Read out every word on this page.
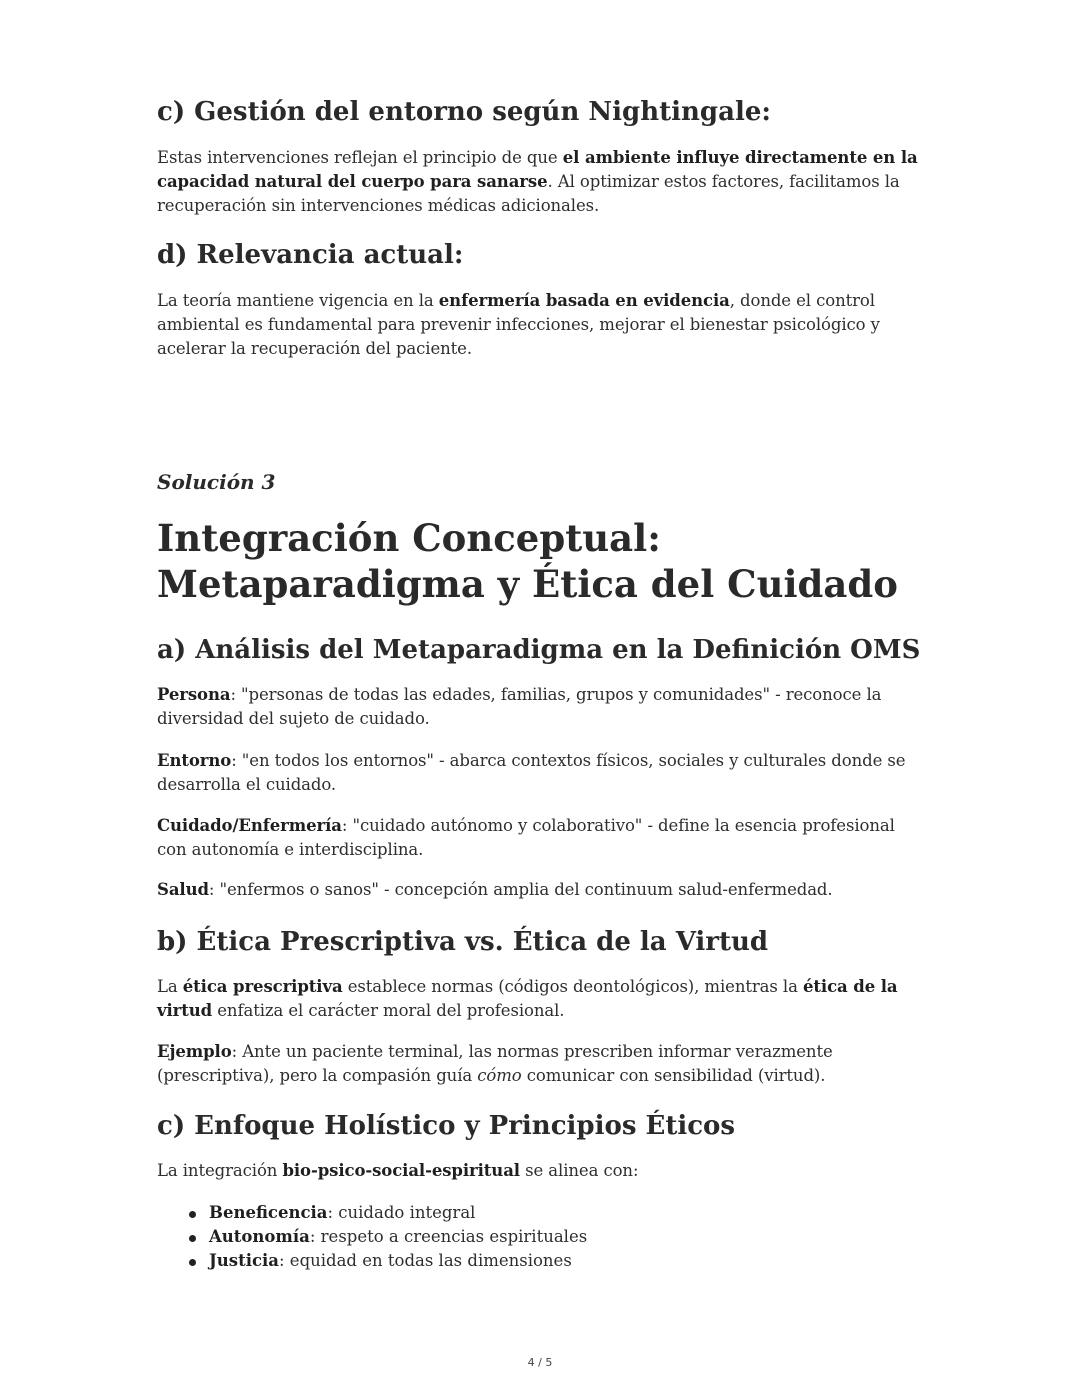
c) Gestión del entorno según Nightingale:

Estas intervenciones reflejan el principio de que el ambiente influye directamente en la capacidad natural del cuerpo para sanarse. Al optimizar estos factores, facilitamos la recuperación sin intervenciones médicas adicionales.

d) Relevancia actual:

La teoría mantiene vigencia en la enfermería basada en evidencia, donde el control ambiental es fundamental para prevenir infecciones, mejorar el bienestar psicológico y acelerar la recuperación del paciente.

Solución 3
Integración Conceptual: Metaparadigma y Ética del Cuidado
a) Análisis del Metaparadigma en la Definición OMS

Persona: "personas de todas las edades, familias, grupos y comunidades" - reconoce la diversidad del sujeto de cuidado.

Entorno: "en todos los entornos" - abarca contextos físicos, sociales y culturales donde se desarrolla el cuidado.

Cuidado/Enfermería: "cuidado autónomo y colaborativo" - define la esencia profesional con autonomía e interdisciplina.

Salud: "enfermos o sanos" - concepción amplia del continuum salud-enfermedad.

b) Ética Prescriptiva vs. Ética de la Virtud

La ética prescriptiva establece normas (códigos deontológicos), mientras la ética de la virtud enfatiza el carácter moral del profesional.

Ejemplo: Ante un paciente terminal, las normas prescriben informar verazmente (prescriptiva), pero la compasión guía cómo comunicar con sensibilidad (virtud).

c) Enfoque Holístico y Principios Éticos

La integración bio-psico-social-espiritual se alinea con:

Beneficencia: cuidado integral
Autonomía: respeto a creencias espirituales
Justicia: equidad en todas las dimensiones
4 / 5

------------------------------

▶ _Problem requirements_: Transcribe all the lines above exactly, apart from the pictures.

▶ _Finished answer_:
Read out every word on this page.
c) Gestión del entorno según Nightingale:

Estas intervenciones reflejan el principio de que el ambiente influye directamente en la capacidad natural del cuerpo para sanarse. Al optimizar estos factores, facilitamos la recuperación sin intervenciones médicas adicionales.

d) Relevancia actual:

La teoría mantiene vigencia en la enfermería basada en evidencia, donde el control ambiental es fundamental para prevenir infecciones, mejorar el bienestar psicológico y acelerar la recuperación del paciente.

Solución 3
Integración Conceptual: Metaparadigma y Ética del Cuidado
a) Análisis del Metaparadigma en la Definición OMS

Persona: "personas de todas las edades, familias, grupos y comunidades" - reconoce la diversidad del sujeto de cuidado.

Entorno: "en todos los entornos" - abarca contextos físicos, sociales y culturales donde se desarrolla el cuidado.

Cuidado/Enfermería: "cuidado autónomo y colaborativo" - define la esencia profesional con autonomía e interdisciplina.

Salud: "enfermos o sanos" - concepción amplia del continuum salud-enfermedad.

b) Ética Prescriptiva vs. Ética de la Virtud

La ética prescriptiva establece normas (códigos deontológicos), mientras la ética de la virtud enfatiza el carácter moral del profesional.

Ejemplo: Ante un paciente terminal, las normas prescriben informar verazmente (prescriptiva), pero la compasión guía cómo comunicar con sensibilidad (virtud).

c) Enfoque Holístico y Principios Éticos

La integración bio-psico-social-espiritual se alinea con:

Beneficencia: cuidado integral
Autonomía: respeto a creencias espirituales
Justicia: equidad en todas las dimensiones
4 / 5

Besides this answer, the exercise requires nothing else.